**WHAT IS REQUIRED**
Can you update these records so that every "thigh member" becomes "upper leg", with nothing else changed?

═══ EXTRACTED ENTRIES ═══

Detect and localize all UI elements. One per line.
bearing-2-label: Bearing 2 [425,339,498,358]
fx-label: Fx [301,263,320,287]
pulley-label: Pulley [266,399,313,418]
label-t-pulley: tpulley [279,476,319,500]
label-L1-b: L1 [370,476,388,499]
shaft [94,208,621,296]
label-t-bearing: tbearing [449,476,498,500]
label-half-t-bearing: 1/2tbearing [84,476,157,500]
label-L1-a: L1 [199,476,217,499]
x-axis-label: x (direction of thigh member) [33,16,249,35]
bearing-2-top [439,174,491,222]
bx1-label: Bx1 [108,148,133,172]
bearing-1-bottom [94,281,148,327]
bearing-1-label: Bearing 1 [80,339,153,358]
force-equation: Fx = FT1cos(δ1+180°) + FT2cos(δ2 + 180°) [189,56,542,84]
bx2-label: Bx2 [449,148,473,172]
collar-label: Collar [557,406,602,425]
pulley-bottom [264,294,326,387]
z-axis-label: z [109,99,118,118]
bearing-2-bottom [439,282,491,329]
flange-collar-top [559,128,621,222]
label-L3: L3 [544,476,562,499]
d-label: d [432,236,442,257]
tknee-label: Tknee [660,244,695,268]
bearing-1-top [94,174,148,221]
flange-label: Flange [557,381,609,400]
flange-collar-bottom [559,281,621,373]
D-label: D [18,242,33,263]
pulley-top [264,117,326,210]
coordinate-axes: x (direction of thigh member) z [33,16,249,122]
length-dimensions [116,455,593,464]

═══

**OUTPUT**
Detect and localize all UI elements. One per line.
bearing-2-label: Bearing 2 [425,339,498,358]
fx-label: Fx [301,263,320,287]
pulley-label: Pulley [266,399,313,418]
label-t-pulley: tpulley [279,476,319,500]
label-L1-b: L1 [370,476,388,499]
shaft [94,208,621,296]
label-t-bearing: tbearing [449,476,498,500]
label-half-t-bearing: 1/2tbearing [84,476,157,500]
label-L1-a: L1 [199,476,217,499]
x-axis-label: x (direction of upper leg) [33,16,249,35]
bearing-2-top [439,174,491,222]
bx1-label: Bx1 [108,148,133,172]
bearing-1-bottom [94,281,148,327]
bearing-1-label: Bearing 1 [80,339,153,358]
force-equation: Fx = FT1cos(δ1+180°) + FT2cos(δ2 + 180°) [189,56,542,84]
bx2-label: Bx2 [449,148,473,172]
collar-label: Collar [557,406,602,425]
pulley-bottom [264,294,326,387]
z-axis-label: z [109,99,118,118]
bearing-2-bottom [439,282,491,329]
flange-collar-top [559,128,621,222]
label-L3: L3 [544,476,562,499]
d-label: d [432,236,442,257]
tknee-label: Tknee [660,244,695,268]
bearing-1-top [94,174,148,221]
flange-label: Flange [557,381,609,400]
flange-collar-bottom [559,281,621,373]
D-label: D [18,242,33,263]
pulley-top [264,117,326,210]
coordinate-axes: x (direction of upper leg) z [33,16,249,122]
length-dimensions [116,455,593,464]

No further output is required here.